↓↓↓
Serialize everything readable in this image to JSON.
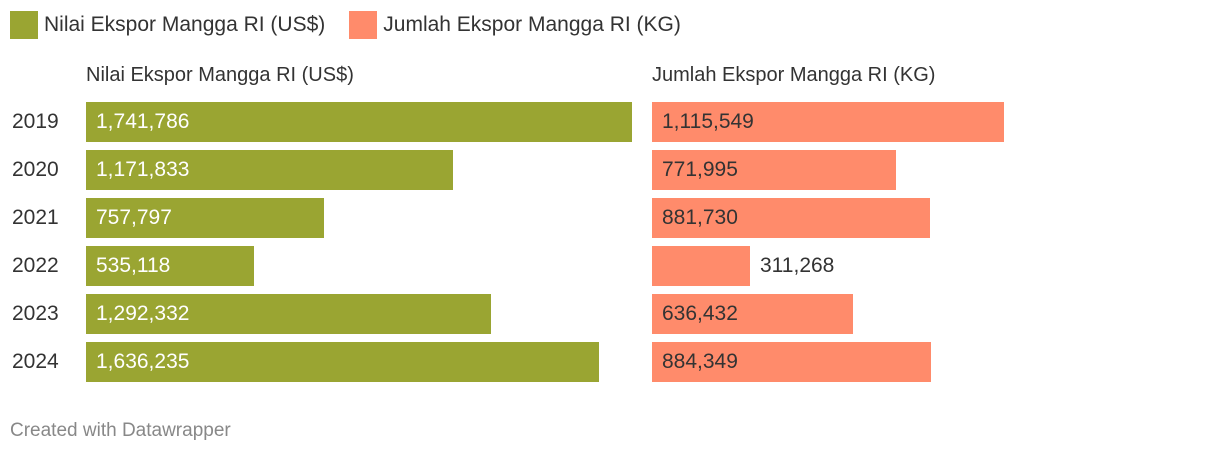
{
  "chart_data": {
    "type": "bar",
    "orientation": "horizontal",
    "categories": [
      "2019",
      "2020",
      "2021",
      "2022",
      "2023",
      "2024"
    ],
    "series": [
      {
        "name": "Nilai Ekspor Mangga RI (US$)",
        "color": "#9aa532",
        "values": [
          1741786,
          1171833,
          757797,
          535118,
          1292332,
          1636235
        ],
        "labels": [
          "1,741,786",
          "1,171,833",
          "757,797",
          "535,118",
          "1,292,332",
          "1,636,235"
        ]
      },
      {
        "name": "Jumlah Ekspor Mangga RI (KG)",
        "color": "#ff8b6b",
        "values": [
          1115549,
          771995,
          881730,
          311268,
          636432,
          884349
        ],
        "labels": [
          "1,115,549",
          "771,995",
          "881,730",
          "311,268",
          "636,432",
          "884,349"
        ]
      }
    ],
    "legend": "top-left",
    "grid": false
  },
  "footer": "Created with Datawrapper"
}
↑↑↑
*Problem statement*: In the entries above, count each line with "Mangga"; reply with the total only.

*Final result*: 2